> **TASK OBJECTIVE**
Count every line that has the word "data" in it; give no more than the number.

> **GIVEN RECORDS**

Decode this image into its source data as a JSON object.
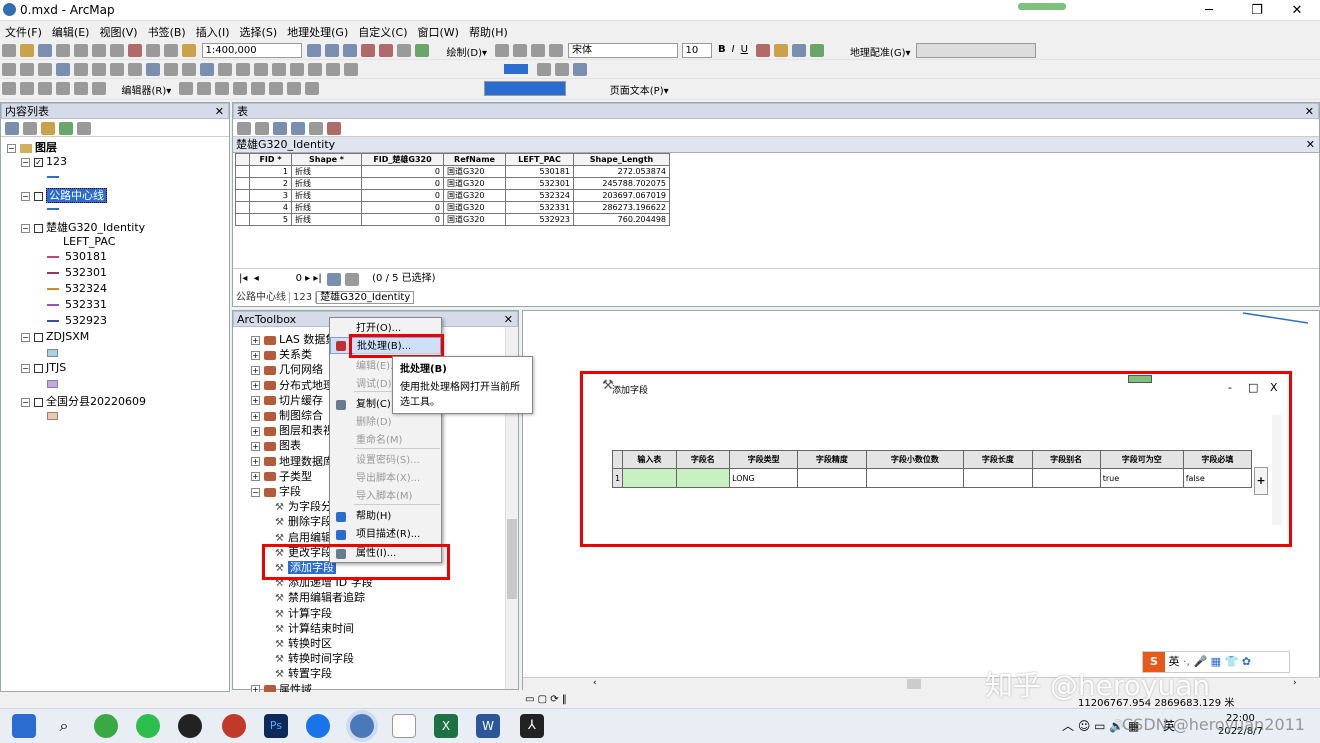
{
  "window": {
    "title": "0.mxd - ArcMap",
    "minimize": "─",
    "maximize": "❐",
    "close": "✕"
  },
  "menu": [
    "文件(F)",
    "编辑(E)",
    "视图(V)",
    "书签(B)",
    "插入(I)",
    "选择(S)",
    "地理处理(G)",
    "自定义(C)",
    "窗口(W)",
    "帮助(H)"
  ],
  "toolbar": {
    "scale": "1:400,000",
    "draw_label": "绘制(D)▾",
    "font": "宋体",
    "font_size": "10",
    "bold": "B",
    "italic": "I",
    "underline": "U",
    "geoprocessing_label": "地理配准(G)▾",
    "editor_label": "编辑器(R)▾",
    "page_text_label": "页面文本(P)▾"
  },
  "toc": {
    "title": "内容列表",
    "root": "图层",
    "layers": [
      {
        "name": "123",
        "checked": true
      },
      {
        "name": "公路中心线",
        "checked": false,
        "selected": true
      },
      {
        "name": "楚雄G320_Identity",
        "checked": false
      },
      {
        "name": "ZDJSXM",
        "checked": false
      },
      {
        "name": "JTJS",
        "checked": false
      },
      {
        "name": "全国分县20220609",
        "checked": false
      }
    ],
    "field_label": "LEFT_PAC",
    "legend": [
      {
        "code": "530181",
        "color": "#c04080"
      },
      {
        "code": "532301",
        "color": "#a0306a"
      },
      {
        "code": "532324",
        "color": "#d08a20"
      },
      {
        "code": "532331",
        "color": "#a050c0"
      },
      {
        "code": "532923",
        "color": "#3050b0"
      }
    ],
    "colors": {
      "line_123": "#3070c0",
      "line_hw": "#3070c0",
      "box_zd": "#a8d0e8",
      "box_jt": "#c0a8e0",
      "box_qg": "#f0c8a8"
    }
  },
  "table": {
    "title": "表",
    "tab_title": "楚雄G320_Identity",
    "columns": [
      "FID *",
      "Shape *",
      "FID_楚雄G320",
      "RefName",
      "LEFT_PAC",
      "Shape_Length"
    ],
    "rows": [
      [
        "1",
        "折线",
        "0",
        "国道G320",
        "530181",
        "272.053874"
      ],
      [
        "2",
        "折线",
        "0",
        "国道G320",
        "532301",
        "245788.702075"
      ],
      [
        "3",
        "折线",
        "0",
        "国道G320",
        "532324",
        "203697.067019"
      ],
      [
        "4",
        "折线",
        "0",
        "国道G320",
        "532331",
        "286273.196622"
      ],
      [
        "5",
        "折线",
        "0",
        "国道G320",
        "532923",
        "760.204498"
      ]
    ],
    "record_num": "0",
    "selection_status": "(0 / 5 已选择)",
    "bottom_tabs": [
      "公路中心线",
      "123",
      "楚雄G320_Identity"
    ]
  },
  "toolbox": {
    "title": "ArcToolbox",
    "items": [
      {
        "label": "LAS 数据集",
        "level": 0
      },
      {
        "label": "关系类",
        "level": 0
      },
      {
        "label": "几何网络",
        "level": 0
      },
      {
        "label": "分布式地理",
        "level": 0
      },
      {
        "label": "切片缓存",
        "level": 0
      },
      {
        "label": "制图综合",
        "level": 0
      },
      {
        "label": "图层和表视",
        "level": 0
      },
      {
        "label": "图表",
        "level": 0
      },
      {
        "label": "地理数据库",
        "level": 0
      },
      {
        "label": "子类型",
        "level": 0
      },
      {
        "label": "字段",
        "level": 0,
        "expanded": true
      },
      {
        "label": "为字段分",
        "level": 1
      },
      {
        "label": "删除字段",
        "level": 1
      },
      {
        "label": "启用编辑",
        "level": 1
      },
      {
        "label": "更改字段",
        "level": 1
      },
      {
        "label": "添加字段",
        "level": 1,
        "selected": true
      },
      {
        "label": "添加递增 ID 字段",
        "level": 1
      },
      {
        "label": "禁用编辑者追踪",
        "level": 1
      },
      {
        "label": "计算字段",
        "level": 1
      },
      {
        "label": "计算结束时间",
        "level": 1
      },
      {
        "label": "转换时区",
        "level": 1
      },
      {
        "label": "转换时间字段",
        "level": 1
      },
      {
        "label": "转置字段",
        "level": 1
      },
      {
        "label": "属性域",
        "level": 0
      }
    ]
  },
  "context_menu": {
    "items": [
      {
        "label": "打开(O)...",
        "disabled": false
      },
      {
        "label": "批处理(B)...",
        "disabled": false,
        "highlight": true
      },
      {
        "label": "编辑(E)...",
        "disabled": true
      },
      {
        "label": "调试(D)...",
        "disabled": true
      },
      {
        "label": "复制(C)",
        "disabled": false
      },
      {
        "label": "删除(D)",
        "disabled": true
      },
      {
        "label": "重命名(M)",
        "disabled": true
      },
      {
        "label": "设置密码(S)...",
        "disabled": true
      },
      {
        "label": "导出脚本(X)...",
        "disabled": true
      },
      {
        "label": "导入脚本(M)",
        "disabled": true
      },
      {
        "label": "帮助(H)",
        "disabled": false
      },
      {
        "label": "项目描述(R)...",
        "disabled": false
      },
      {
        "label": "属性(I)...",
        "disabled": false
      }
    ]
  },
  "tooltip": {
    "title": "批处理(B)",
    "text": "使用批处理格网打开当前所选工具。"
  },
  "batch_dialog": {
    "title": "添加字段",
    "columns": [
      "输入表",
      "字段名",
      "字段类型",
      "字段精度",
      "字段小数位数",
      "字段长度",
      "字段别名",
      "字段可为空",
      "字段必填"
    ],
    "row": {
      "index": "1",
      "type": "LONG",
      "nullable": "true",
      "required": "false"
    },
    "min": "-",
    "max": "□",
    "close": "X",
    "add": "+",
    "colors": {
      "input_fill": "#c8f0c0"
    }
  },
  "status": {
    "coords": "11206767.954  2869683.129 米"
  },
  "watermark": {
    "zhihu": "知乎 @heroyuan",
    "csdn": "CSDN @heroyuan2011"
  },
  "taskbar": {
    "lang": "英",
    "time": "22:00",
    "date": "2022/8/7"
  }
}
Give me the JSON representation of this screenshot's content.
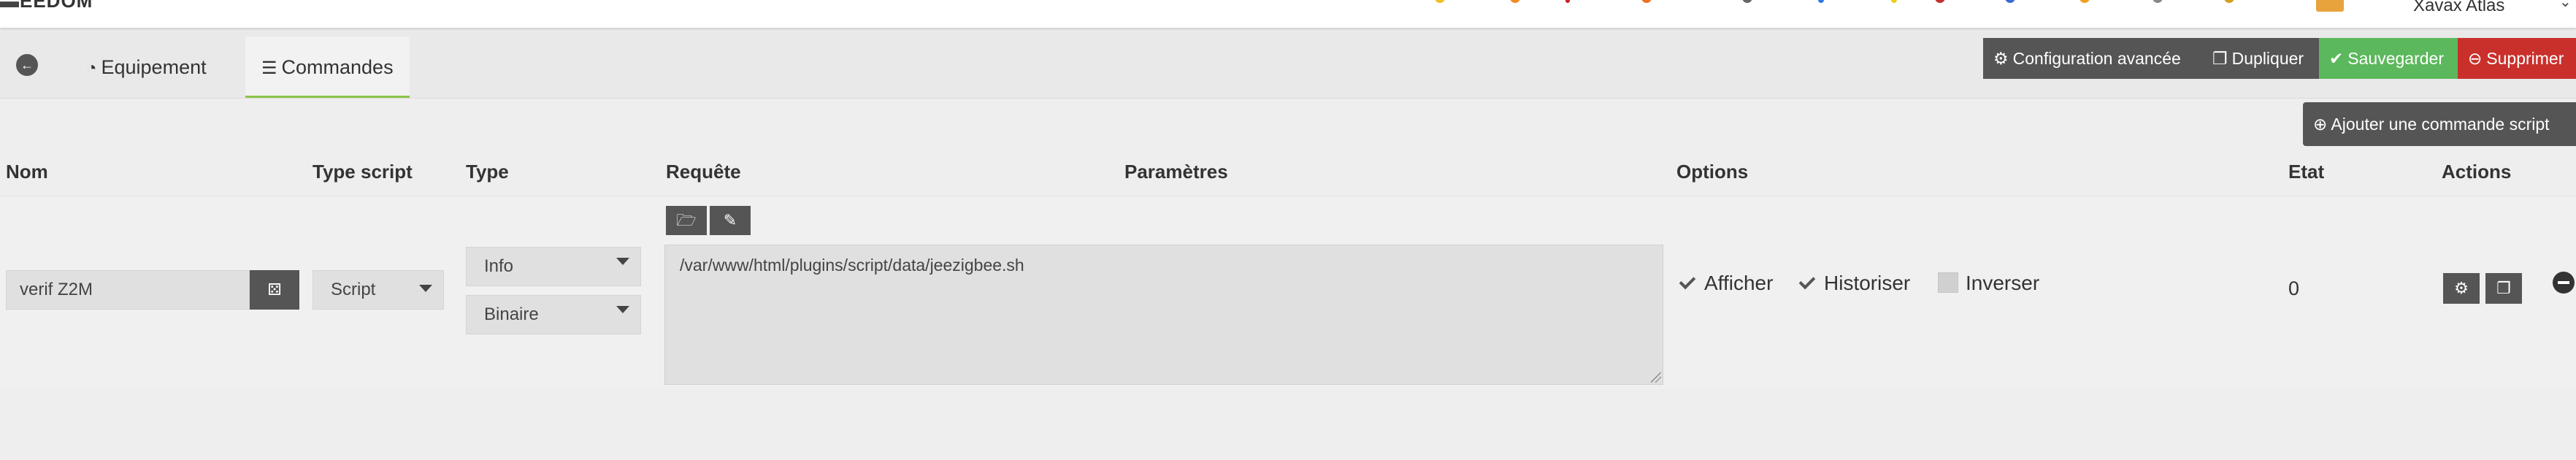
{
  "navbar": {
    "logo": "EEDOM",
    "user": "Xavax Atlas"
  },
  "tabs": {
    "back_icon": "arrow-left-circle-icon",
    "equipement": "Equipement",
    "commandes": "Commandes"
  },
  "actions": {
    "config": "Configuration avancée",
    "dupliquer": "Dupliquer",
    "sauvegarder": "Sauvegarder",
    "supprimer": "Supprimer",
    "add_command": "Ajouter une commande script"
  },
  "colors": {
    "dark": "#555555",
    "save": "#5cb85c",
    "delete": "#c9302c",
    "accent": "#8bc34a"
  },
  "table": {
    "headers": {
      "nom": "Nom",
      "type_script": "Type script",
      "type": "Type",
      "requete": "Requête",
      "parametres": "Paramètres",
      "options": "Options",
      "etat": "Etat",
      "actions": "Actions"
    },
    "rows": [
      {
        "nom": "verif Z2M",
        "type_script": "Script",
        "type": "Info",
        "subtype": "Binaire",
        "requete": "/var/www/html/plugins/script/data/jeezigbee.sh",
        "options": {
          "afficher": {
            "label": "Afficher",
            "checked": true
          },
          "historiser": {
            "label": "Historiser",
            "checked": true
          },
          "inverser": {
            "label": "Inverser",
            "checked": false
          }
        },
        "etat": "0"
      }
    ]
  }
}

> **SOLUTION TO THE PROBLEM**
2